— Begin —

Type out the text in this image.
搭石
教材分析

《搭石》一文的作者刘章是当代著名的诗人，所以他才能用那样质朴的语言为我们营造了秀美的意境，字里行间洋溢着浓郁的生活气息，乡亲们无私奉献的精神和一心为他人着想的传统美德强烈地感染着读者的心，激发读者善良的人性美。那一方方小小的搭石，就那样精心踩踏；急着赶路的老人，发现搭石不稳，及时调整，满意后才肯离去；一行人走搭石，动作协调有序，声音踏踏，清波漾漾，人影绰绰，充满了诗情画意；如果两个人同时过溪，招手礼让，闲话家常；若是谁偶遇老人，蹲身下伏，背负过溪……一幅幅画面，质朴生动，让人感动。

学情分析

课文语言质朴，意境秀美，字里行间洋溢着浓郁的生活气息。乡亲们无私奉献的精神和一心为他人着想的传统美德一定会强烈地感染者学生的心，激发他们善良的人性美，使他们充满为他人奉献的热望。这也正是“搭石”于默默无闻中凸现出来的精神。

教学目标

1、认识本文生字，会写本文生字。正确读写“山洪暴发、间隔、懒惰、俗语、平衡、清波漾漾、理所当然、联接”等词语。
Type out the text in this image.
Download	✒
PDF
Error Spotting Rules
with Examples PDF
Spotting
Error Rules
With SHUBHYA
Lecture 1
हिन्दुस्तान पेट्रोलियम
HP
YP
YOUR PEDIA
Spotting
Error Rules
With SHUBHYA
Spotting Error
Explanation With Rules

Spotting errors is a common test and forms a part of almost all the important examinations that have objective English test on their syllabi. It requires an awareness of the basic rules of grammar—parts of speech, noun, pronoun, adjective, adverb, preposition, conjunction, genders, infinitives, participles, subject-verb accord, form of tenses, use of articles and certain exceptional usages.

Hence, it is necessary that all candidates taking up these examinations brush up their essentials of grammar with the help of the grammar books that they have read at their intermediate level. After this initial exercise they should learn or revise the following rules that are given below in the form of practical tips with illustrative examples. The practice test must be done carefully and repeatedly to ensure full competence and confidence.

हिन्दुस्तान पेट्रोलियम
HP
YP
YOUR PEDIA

— End —

Short exercise: Show every line where the string "字里行间洋溢着浓郁的生活气息" appears.

Solution:
《搭石》一文的作者刘章是当代著名的诗人，所以他才能用那样质朴的语言为我们营造了秀美的意境，字里行间洋溢着浓郁的生活气息，乡亲们无私奉献的精神和一心为他人着想的传统美德强烈地感染着读者的心，激发读者善良的人性美。那一方方小小的搭石，就那样精心踩踏；急着赶路的老人，发现搭石不稳，及时调整，满意后才肯离去；一行人走搭石，动作协调有序，声音踏踏，清波漾漾，人影绰绰，充满了诗情画意；如果两个人同时过溪，招手礼让，闲话家常；若是谁偶遇老人，蹲身下伏，背负过溪……一幅幅画面，质朴生动，让人感动。
课文语言质朴，意境秀美，字里行间洋溢着浓郁的生活气息。乡亲们无私奉献的精神和一心为他人着想的传统美德一定会强烈地感染者学生的心，激发他们善良的人性美，使他们充满为他人奉献的热望。这也正是“搭石”于默默无闻中凸现出来的精神。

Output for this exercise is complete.